### ЧТО СДЕЛАТЬ
1. Ответьте на вопросы по тексту о Шмидте:
(a) Какого числа открывалось совещание в Министерстве народного просвещения?
(b) Кто подписал послание как председатель Совета младших преподавателей?
(c) Сколько времени Шмидт жил в Петрограде «как в тумане»?
2. Процитируйте текст о Шмидте от слов «Бедные милые докторицы!» до слов «просто в товарища.».

### ИСХОДНЫЙ ТЕКСТ
* * * * * * * * *
В тот же день 9 июня (видимо, это был канун отъезда— совещание в Министерстве народного просвещения открывалось 12 июня) Шмидт получил еще одно послание — от двух незнакомых дам: «Милостивый государь! Простите за беспокойство в поздний час. Пришли к Вам с просьбой от имени Совета Младш. препод. Киевск(ого) Женск(ого) Медицинского) Института взять на себя любезность… узнать, почему Совет Младш. препод. КЖМ Ин-та не получил приглашения прислать своего представителя на… совещание… Надеемся, что настоящей просьбой не слишком Вас затруднили. Просим по возвращении из поездки сообщить нам о результатах… С сов. почтением Председ. Сов. Мл. пр. КЖМИ д-р медицины В. Бергман и делегат д-р медицины А. Крондовская».
Бедные милые докторицы! Как же неучтиво обойдется с вами тот, кому адресована ваша изысканнейшая записка! Презрев законы джентльменства, останется он в Питере, чтобы делать там настоящую, всамделишную революцию, которая скоро перевернет страну и навсегда исключит из употребления так хорошо освоенный вами слог. А сам «милостивый государь» всего через полгода потеряет право на это ласкающее слух обращение, навсегда превратившись просто в товарища.
…Легко себе представить, в каком возбужденном состоянии стоял Шмидт у окна вагона, провожая глазами холмы убегающего назад Киева, высокий днепровский берег, знаменитый памятник князю Владимиру над речным обрывом. Со всем этим он прощался по-молодому легко, без печали и сожаления, всем существом своим предчувствуя радость новых дорог, встречу со столицей, о которой так много было прочитано и в которой он никогда еще не был. А главное: чувствовал он радостную готовность безоглядно изменить свою судьбу, готовность рвануться навстречу новым, неведомым прежде идеям, которые — он верил в это — будут ЗЕ.ПОВО формировать весь уклад жизни России…
Но в Петрограде все тоже сложилось непросто и не сразу. Первые два месяца он жил как в тумане — бегал с митинга на митинг, с собрания на собрание, вслушиваясь, всматриваясь, вбирая в себя революционный гул. Потом встали обычные ежедневные заботы, в том числе и самая простая — о хлебе насущном, который надо где-то зарабатывать. Можно было поискать место в одном из учебных заведений, но Шмидту хотелось, чтобы новая работа была ближе связана с повседневными заботами страны. Поэтому он пустил в дело не университетский, а продовольственный мандат.
* * * * * * * * *
[Сохранённые строки данных]

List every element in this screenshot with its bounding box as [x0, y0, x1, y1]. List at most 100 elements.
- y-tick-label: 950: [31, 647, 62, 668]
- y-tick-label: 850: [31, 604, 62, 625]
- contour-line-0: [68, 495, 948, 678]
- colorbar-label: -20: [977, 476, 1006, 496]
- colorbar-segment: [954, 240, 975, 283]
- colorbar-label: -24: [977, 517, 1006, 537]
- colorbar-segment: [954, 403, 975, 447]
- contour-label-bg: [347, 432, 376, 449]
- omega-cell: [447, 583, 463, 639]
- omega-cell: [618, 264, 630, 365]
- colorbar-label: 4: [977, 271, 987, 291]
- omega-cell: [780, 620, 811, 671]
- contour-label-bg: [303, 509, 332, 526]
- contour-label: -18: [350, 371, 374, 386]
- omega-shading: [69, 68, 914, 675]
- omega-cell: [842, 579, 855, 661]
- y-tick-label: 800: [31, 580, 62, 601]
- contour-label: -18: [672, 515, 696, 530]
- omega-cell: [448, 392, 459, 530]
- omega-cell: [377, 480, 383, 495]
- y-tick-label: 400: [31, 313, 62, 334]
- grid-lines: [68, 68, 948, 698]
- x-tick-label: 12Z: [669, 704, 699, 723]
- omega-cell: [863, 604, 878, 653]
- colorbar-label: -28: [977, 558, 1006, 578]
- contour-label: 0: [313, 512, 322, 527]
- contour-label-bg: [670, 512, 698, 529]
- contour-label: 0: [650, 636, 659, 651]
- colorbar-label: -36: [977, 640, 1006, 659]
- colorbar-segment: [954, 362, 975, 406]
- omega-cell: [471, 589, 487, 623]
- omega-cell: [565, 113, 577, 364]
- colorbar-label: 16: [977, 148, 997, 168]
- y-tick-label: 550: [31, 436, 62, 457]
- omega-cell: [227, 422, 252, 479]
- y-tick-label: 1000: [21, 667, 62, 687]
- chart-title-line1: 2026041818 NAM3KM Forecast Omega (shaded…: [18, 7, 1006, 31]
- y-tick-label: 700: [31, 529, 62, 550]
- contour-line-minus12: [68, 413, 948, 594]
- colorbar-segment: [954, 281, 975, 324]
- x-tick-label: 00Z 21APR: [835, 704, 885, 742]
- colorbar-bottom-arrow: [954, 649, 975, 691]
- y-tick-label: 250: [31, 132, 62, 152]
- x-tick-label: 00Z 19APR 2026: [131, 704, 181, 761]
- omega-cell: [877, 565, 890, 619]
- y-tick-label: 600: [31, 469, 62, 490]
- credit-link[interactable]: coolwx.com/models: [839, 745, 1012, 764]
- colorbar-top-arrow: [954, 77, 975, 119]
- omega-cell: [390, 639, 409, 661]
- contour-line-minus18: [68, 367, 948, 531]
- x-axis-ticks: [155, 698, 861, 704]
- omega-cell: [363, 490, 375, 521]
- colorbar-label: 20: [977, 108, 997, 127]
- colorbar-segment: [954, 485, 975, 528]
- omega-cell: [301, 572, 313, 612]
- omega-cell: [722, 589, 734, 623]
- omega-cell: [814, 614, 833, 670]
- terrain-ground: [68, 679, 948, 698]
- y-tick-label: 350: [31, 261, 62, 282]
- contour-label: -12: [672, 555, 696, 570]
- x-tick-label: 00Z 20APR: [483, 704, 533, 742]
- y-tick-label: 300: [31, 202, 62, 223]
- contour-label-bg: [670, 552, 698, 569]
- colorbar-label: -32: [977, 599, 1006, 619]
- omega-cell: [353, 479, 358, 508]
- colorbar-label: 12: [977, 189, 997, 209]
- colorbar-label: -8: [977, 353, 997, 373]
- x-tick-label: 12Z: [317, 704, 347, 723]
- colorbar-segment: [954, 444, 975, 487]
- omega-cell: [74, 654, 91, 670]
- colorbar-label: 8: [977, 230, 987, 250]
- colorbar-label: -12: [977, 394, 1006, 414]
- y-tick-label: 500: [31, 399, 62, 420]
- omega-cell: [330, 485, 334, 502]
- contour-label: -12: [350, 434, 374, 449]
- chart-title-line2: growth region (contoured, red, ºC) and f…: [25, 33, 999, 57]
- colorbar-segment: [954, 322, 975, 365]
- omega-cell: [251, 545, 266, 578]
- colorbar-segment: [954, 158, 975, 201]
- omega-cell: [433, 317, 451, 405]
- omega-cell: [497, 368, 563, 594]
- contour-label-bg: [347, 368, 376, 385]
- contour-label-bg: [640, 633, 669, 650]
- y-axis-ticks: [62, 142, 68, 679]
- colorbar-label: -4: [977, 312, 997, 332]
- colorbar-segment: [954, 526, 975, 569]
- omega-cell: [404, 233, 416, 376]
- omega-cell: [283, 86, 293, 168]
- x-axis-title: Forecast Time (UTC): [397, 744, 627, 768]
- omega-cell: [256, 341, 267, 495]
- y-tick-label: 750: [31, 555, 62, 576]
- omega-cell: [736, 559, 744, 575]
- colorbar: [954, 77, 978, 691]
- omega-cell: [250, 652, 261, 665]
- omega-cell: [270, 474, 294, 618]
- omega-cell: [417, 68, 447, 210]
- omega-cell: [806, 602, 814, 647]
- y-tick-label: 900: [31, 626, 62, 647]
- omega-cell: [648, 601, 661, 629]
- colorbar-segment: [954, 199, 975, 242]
* * * * * * * * *
### ОТВЕТЫ
1.
(a) 12 июня.
(b) Доктор медицины В. Бергман.
(c) Первые два месяца.

2.
Бедные милые докторицы! Как же неучтиво обойдется с вами тот, кому адресована ваша изысканнейшая записка! Презрев законы джентльменства, останется он в Питере, чтобы делать там настоящую, всамделишную революцию, которая скоро перевернет страну и навсегда исключит из употребления так хорошо освоенный вами слог. А сам «милостивый государь» всего через полгода потеряет право на это ласкающее слух обращение, навсегда превратившись просто в товарища.